(Dataset entries)
--- Begin ---
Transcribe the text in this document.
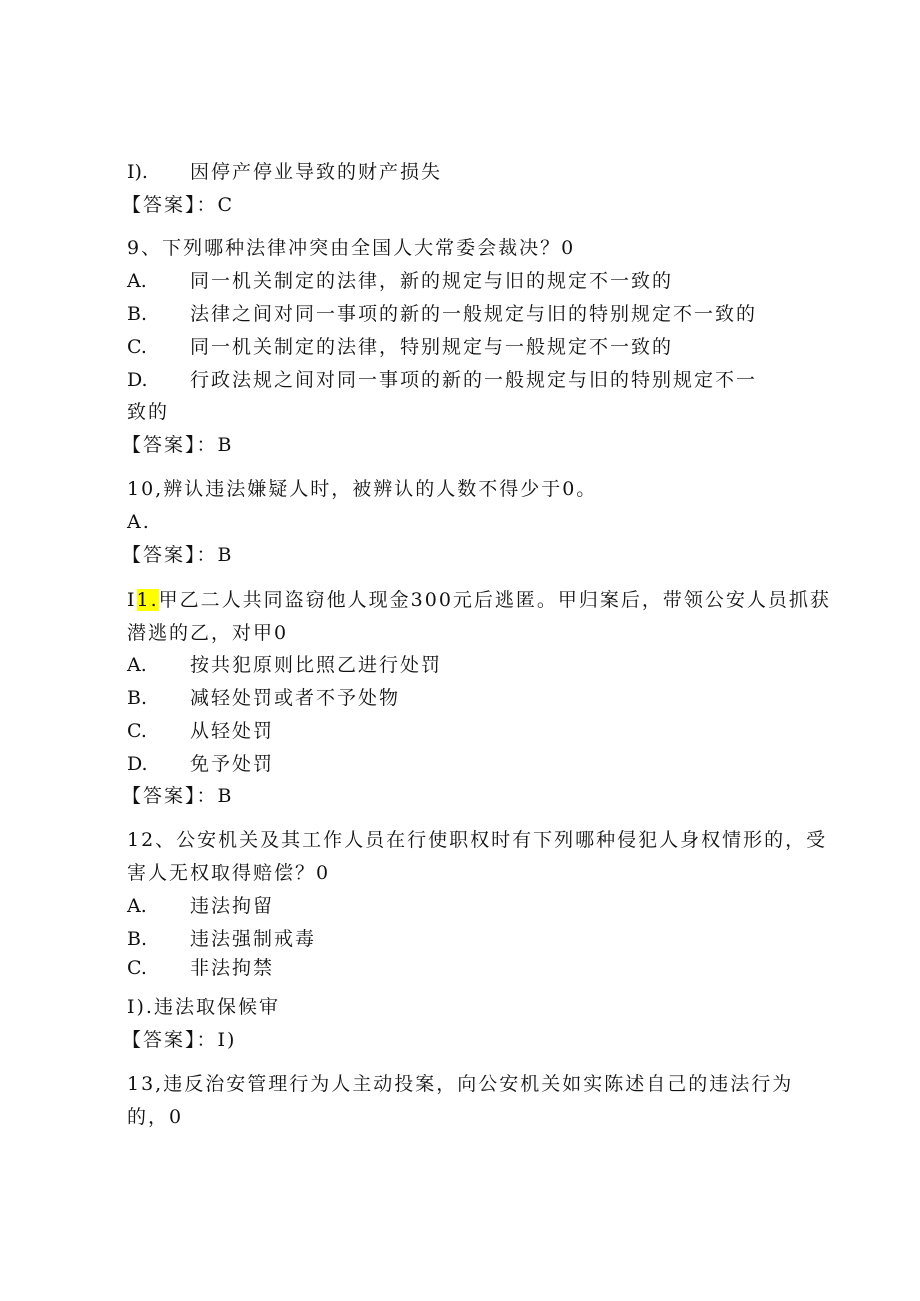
I). 因停产停业导致的财产损失
【答案】：C
9、下列哪种法律冲突由全国人大常委会裁决？0
A. 同一机关制定的法律，新的规定与旧的规定不一致的
B. 法律之间对同一事项的新的一般规定与旧的特别规定不一致的
C. 同一机关制定的法律，特别规定与一般规定不一致的
D. 行政法规之间对同一事项的新的一般规定与旧的特别规定不一
致的
【答案】：B
10,辨认违法嫌疑人时，被辨认的人数不得少于0。
A.
【答案】：B
I1.甲乙二人共同盗窃他人现金300元后逃匿。甲归案后，带领公安人员抓获
潜逃的乙，对甲0
A. 按共犯原则比照乙进行处罚
B. 减轻处罚或者不予处物
C. 从轻处罚
D. 免予处罚
【答案】：B
12、公安机关及其工作人员在行使职权时有下列哪种侵犯人身权情形的，受
害人无权取得赔偿？0
A. 违法拘留
B. 违法强制戒毒
C. 非法拘禁
I).违法取保候审
【答案】：I)
13,违反治安管理行为人主动投案，向公安机关如实陈述自己的违法行为
的，0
--- End ---
§ **Set exercise**: Pick out the lines that include the word "同一机关制定的法律" and write them out.

§ **Result of this task**:
A. 同一机关制定的法律，新的规定与旧的规定不一致的
C. 同一机关制定的法律，特别规定与一般规定不一致的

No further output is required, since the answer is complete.